EXERCISE: Identify each line below that contains the word "GENESTA", and copy it out.

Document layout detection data
━━━━━━━━

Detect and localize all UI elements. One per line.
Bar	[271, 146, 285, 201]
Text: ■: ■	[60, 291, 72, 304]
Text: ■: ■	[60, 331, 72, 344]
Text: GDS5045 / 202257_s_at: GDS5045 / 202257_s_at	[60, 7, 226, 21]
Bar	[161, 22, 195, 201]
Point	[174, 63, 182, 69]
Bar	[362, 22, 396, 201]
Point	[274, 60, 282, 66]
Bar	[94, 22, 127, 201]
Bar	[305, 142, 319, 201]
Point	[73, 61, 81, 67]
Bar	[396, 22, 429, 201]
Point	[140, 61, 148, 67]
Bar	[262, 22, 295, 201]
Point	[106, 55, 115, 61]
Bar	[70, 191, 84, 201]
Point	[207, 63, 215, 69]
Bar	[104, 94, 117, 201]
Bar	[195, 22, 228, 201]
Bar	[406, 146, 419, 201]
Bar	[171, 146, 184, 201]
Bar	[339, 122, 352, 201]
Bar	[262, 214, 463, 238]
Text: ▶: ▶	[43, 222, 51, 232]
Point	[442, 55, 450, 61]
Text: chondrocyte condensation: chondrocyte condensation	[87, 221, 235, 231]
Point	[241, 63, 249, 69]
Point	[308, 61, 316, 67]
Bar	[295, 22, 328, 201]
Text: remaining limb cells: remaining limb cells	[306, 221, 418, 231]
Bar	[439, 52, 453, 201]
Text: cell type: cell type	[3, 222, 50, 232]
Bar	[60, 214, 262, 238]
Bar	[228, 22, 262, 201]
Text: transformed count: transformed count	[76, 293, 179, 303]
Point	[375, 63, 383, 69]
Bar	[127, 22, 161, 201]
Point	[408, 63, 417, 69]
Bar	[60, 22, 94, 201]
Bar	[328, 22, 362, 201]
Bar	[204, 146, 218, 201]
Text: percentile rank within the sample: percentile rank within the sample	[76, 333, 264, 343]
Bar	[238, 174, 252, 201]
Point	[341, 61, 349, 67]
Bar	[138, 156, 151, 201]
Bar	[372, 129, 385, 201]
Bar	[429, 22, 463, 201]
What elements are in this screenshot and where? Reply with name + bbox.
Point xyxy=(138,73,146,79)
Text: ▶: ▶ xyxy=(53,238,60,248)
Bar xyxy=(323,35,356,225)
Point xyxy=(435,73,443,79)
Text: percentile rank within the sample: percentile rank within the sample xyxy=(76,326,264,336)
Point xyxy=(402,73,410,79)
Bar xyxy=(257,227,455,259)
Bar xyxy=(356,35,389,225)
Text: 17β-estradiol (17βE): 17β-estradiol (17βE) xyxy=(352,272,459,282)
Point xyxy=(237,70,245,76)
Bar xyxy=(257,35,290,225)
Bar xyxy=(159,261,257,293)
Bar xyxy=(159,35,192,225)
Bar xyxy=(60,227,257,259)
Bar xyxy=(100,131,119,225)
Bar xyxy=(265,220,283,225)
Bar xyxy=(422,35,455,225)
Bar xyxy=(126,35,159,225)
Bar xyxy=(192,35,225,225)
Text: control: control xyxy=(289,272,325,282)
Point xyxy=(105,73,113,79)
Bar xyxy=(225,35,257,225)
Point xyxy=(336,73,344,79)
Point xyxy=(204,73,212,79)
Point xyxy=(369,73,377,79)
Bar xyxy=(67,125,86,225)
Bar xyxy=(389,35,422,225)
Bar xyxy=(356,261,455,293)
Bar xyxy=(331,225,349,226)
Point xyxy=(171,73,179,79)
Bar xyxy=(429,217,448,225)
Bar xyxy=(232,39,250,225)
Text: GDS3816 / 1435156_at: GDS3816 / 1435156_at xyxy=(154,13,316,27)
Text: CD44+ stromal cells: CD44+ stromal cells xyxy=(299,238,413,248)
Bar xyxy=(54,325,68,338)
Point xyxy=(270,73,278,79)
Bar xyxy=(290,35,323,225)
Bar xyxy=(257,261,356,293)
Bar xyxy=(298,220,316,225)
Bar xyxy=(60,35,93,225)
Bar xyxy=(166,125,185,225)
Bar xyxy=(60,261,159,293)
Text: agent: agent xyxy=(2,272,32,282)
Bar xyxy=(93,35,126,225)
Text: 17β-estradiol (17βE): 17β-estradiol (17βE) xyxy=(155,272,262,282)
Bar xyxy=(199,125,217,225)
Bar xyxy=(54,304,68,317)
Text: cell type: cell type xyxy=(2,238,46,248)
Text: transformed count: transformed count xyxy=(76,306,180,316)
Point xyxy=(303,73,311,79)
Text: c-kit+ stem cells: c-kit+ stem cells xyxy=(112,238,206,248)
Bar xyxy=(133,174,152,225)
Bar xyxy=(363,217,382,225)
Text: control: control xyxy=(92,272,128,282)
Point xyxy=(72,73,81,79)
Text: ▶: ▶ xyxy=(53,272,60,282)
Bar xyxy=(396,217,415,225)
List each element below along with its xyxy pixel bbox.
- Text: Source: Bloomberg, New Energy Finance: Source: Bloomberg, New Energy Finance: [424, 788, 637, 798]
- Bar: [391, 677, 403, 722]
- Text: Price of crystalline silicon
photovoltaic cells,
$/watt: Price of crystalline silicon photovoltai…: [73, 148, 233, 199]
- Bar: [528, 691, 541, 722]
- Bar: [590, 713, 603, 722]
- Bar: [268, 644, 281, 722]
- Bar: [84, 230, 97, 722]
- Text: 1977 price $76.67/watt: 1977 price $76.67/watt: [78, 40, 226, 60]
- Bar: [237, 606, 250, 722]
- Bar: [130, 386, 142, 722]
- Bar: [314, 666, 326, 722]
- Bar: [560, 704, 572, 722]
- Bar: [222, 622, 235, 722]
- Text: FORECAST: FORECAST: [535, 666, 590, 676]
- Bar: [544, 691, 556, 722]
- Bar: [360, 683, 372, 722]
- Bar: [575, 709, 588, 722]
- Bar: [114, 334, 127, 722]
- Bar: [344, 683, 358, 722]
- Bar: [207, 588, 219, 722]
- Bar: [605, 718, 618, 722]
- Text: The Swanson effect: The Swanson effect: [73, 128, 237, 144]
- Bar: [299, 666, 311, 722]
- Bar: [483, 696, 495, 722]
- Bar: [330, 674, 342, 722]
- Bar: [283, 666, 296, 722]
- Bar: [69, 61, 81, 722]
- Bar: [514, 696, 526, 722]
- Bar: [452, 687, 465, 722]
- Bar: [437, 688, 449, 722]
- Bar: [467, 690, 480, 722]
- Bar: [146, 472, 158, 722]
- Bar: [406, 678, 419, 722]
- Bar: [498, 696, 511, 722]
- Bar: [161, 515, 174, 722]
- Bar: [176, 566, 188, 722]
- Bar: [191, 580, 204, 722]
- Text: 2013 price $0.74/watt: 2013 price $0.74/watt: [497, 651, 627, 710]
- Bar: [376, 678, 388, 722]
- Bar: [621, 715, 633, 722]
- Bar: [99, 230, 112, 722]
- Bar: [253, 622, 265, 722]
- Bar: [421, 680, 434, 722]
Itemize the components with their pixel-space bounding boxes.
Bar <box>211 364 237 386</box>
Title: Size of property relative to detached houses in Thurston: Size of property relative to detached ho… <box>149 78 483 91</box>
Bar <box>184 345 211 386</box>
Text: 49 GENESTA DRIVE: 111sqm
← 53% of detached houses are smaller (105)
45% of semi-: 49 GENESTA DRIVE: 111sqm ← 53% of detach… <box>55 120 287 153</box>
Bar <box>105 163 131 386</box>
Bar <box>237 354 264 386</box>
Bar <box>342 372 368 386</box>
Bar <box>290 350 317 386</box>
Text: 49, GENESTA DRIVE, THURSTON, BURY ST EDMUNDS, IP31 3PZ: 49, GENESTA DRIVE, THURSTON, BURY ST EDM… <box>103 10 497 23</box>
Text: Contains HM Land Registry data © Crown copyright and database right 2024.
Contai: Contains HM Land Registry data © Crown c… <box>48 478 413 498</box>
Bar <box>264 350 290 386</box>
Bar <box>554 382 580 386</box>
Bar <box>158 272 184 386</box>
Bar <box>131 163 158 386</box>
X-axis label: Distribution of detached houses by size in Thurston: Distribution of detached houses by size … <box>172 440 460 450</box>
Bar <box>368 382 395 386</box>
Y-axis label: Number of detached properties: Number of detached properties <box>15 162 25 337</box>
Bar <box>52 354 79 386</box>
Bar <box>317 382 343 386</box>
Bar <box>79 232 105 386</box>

━━━━━━━━

OUTPUT OF THE EXERCISE:
Text: 49 GENESTA DRIVE: 111sqm
45% of semi-: 49 GENESTA DRIVE: 111sqm ← 53% of detach… <box>55 120 287 153</box>
Text: 49, GENESTA DRIVE, THURSTON, BURY ST EDMUNDS, IP31 3PZ: 49, GENESTA DRIVE, THURSTON, BURY ST EDM… <box>103 10 497 23</box>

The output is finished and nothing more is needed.